Data items:
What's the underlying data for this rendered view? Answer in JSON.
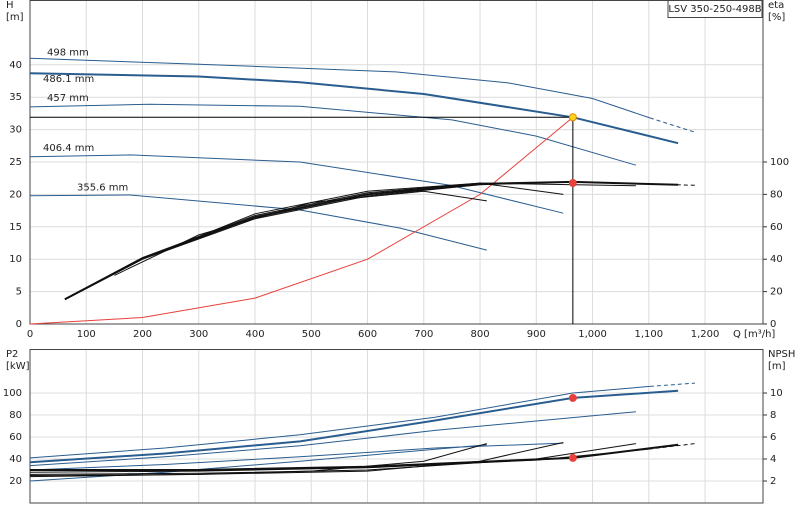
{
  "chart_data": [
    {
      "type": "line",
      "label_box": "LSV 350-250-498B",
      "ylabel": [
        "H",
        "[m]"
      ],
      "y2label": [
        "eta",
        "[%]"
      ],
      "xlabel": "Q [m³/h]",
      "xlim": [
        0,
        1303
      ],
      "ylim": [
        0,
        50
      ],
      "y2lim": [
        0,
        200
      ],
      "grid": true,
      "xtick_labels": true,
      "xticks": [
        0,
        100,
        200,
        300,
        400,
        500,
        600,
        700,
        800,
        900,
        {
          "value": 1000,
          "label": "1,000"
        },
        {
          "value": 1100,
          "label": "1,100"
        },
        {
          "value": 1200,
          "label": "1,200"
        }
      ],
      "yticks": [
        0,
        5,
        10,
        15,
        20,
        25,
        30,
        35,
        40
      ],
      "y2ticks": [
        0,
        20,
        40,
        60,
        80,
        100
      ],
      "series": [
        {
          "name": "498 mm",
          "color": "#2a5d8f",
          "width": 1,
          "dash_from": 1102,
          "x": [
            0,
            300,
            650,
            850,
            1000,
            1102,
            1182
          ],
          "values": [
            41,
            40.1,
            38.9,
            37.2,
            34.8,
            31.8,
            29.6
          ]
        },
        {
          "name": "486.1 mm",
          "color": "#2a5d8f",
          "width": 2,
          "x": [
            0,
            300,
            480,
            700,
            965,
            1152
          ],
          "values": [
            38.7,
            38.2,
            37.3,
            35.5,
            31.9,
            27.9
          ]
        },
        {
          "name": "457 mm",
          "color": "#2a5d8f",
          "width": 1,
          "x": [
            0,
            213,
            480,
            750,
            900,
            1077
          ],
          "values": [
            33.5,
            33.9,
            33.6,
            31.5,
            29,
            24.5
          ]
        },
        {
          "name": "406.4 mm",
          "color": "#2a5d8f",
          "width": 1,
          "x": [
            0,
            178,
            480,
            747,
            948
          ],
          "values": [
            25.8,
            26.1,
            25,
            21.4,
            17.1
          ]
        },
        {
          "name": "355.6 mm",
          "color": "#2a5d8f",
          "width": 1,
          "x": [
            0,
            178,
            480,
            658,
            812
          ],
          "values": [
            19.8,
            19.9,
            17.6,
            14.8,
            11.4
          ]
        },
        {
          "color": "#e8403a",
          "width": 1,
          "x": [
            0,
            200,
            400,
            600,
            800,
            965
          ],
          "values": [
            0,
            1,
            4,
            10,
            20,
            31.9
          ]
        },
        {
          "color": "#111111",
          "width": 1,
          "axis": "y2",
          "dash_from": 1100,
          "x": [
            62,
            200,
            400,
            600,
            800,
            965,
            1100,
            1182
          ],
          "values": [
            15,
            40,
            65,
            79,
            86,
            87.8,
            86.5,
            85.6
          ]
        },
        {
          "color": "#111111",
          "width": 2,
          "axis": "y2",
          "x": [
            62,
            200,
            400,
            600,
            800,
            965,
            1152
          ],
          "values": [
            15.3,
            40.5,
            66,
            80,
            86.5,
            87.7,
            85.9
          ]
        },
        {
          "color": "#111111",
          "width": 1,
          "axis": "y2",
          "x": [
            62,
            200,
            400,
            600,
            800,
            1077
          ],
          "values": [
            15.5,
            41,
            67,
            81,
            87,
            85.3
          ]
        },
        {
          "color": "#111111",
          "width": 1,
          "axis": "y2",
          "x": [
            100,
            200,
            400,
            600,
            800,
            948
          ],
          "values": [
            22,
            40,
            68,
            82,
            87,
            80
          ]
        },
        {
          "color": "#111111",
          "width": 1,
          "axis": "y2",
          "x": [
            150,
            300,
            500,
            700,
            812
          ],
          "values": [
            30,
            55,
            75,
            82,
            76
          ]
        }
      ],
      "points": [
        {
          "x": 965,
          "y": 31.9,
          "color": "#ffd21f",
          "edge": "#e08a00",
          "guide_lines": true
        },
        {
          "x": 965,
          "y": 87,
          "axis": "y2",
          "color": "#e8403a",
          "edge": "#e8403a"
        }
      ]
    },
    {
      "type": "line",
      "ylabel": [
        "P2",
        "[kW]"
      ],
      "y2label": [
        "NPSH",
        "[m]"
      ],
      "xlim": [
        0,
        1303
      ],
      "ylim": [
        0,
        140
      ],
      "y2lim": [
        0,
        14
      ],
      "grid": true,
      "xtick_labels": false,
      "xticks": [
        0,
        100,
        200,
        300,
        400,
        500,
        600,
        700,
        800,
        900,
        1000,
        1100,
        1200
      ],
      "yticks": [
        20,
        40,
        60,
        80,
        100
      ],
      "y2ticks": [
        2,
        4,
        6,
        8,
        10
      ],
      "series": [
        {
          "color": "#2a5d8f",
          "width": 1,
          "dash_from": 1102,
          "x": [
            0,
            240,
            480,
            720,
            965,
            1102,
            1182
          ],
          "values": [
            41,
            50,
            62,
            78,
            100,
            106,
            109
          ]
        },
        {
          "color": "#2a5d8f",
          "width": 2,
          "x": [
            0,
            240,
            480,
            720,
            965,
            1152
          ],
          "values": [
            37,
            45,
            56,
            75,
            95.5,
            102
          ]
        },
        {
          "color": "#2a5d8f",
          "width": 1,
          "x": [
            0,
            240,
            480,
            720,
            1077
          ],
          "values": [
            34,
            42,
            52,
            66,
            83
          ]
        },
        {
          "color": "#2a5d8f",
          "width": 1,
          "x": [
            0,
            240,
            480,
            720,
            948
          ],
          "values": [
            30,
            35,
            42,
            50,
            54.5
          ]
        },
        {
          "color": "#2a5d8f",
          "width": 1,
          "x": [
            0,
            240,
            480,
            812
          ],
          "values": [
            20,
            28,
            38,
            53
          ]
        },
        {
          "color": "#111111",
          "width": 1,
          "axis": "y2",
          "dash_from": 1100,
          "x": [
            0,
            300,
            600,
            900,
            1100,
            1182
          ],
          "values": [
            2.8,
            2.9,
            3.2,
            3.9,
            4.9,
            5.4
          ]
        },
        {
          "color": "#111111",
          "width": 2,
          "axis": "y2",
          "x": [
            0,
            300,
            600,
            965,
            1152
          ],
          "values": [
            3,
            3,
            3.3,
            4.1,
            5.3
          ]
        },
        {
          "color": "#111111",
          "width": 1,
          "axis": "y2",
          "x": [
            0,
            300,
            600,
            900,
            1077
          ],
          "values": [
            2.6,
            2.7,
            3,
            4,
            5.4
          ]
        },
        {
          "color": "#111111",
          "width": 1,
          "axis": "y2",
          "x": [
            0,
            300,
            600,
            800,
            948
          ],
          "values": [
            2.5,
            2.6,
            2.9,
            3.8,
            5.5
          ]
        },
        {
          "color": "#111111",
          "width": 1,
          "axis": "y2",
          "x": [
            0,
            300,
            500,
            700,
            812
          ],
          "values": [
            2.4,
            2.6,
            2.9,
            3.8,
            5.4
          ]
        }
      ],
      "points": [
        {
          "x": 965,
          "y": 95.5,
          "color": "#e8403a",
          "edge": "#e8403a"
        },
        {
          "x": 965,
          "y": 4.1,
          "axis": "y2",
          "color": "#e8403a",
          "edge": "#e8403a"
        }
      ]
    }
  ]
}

...

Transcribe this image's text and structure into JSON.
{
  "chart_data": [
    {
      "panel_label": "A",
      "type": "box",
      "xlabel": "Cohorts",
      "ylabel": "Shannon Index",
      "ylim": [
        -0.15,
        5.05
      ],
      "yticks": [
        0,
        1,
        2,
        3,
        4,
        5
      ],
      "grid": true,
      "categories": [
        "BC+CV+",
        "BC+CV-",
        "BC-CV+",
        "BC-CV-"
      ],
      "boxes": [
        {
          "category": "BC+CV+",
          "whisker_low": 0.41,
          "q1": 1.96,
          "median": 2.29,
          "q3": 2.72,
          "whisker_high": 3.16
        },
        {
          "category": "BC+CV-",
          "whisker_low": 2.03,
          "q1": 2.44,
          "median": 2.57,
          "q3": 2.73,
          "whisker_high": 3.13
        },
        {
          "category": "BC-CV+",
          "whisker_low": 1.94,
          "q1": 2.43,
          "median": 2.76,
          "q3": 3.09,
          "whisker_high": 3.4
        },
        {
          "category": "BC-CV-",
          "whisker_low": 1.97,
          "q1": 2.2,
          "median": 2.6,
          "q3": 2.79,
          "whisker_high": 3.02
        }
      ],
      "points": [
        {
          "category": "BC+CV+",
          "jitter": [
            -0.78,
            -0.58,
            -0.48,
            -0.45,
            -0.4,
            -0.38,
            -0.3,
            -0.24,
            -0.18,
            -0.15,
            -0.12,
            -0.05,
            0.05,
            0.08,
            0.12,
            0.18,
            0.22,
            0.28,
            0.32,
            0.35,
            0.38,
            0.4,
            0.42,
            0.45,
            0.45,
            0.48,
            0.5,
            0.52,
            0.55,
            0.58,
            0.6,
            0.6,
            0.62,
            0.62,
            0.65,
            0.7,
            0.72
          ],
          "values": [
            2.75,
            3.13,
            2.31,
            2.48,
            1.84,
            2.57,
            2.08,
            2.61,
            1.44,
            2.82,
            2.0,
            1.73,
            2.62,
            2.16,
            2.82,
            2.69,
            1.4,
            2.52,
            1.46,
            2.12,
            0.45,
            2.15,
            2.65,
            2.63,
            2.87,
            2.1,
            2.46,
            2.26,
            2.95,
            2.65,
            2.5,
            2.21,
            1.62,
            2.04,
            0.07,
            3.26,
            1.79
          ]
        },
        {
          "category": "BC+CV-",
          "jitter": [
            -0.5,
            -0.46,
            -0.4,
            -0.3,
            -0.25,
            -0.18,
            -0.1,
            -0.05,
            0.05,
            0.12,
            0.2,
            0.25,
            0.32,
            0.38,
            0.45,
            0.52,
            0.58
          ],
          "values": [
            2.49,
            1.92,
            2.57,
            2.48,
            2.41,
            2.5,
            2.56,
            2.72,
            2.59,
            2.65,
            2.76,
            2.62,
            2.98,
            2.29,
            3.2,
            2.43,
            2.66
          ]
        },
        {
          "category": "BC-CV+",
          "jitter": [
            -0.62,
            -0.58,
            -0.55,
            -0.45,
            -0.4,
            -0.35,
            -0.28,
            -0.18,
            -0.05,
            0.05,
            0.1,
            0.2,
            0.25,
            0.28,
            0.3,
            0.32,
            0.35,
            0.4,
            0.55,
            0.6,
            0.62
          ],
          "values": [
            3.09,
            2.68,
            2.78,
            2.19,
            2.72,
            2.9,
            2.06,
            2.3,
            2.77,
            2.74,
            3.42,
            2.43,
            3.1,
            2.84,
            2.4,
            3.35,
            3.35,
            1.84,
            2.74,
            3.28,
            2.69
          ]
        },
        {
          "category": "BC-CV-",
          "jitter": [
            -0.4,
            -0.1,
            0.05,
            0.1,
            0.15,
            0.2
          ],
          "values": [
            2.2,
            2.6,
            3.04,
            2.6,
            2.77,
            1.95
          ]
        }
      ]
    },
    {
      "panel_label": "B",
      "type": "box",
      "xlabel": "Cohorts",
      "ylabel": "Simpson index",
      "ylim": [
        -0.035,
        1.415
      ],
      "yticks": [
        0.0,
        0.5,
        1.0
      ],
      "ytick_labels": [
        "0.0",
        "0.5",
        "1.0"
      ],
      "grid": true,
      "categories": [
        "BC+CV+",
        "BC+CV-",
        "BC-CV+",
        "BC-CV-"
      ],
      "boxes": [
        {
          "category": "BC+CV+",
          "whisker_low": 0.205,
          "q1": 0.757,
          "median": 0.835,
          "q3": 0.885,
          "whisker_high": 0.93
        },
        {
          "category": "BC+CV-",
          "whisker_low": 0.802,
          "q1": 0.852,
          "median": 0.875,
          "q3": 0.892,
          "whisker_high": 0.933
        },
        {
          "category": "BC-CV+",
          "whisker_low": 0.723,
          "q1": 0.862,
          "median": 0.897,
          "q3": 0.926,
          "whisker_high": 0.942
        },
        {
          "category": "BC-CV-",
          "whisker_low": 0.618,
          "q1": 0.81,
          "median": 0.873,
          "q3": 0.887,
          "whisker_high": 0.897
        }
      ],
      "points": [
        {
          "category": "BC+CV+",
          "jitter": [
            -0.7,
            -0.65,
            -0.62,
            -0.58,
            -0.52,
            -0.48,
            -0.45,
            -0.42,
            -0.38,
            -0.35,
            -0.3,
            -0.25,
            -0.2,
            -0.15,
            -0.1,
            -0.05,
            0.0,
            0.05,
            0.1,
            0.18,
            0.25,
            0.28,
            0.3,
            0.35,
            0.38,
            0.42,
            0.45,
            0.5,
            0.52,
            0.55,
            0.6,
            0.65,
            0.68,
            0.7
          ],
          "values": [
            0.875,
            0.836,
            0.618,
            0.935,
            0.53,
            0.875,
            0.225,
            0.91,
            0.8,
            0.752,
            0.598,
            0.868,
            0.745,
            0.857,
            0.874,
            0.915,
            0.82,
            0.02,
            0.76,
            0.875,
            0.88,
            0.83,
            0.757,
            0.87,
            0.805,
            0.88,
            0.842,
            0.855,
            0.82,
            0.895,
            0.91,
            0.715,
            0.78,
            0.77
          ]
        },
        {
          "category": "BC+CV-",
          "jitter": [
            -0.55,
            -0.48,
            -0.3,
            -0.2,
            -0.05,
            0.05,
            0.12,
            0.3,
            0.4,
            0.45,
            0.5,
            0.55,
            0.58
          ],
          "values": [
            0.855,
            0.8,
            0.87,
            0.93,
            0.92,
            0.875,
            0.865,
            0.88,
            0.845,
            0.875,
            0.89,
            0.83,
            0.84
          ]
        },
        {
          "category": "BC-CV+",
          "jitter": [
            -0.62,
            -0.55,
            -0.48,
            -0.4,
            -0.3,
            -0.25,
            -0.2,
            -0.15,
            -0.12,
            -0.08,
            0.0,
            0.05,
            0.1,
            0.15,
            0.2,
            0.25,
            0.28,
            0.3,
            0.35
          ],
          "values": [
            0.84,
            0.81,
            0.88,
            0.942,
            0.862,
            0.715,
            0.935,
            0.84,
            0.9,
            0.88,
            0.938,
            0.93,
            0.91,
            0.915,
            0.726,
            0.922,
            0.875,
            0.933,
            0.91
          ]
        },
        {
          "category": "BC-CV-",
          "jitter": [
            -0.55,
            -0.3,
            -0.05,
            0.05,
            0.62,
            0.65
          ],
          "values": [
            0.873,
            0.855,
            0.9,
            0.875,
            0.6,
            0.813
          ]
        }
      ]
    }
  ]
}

▸ **TASK DETAILS**
Across the material above, count every line holding "name" and write down only the number.

▸ **SOLUTION TO THIS PROBLEM**
5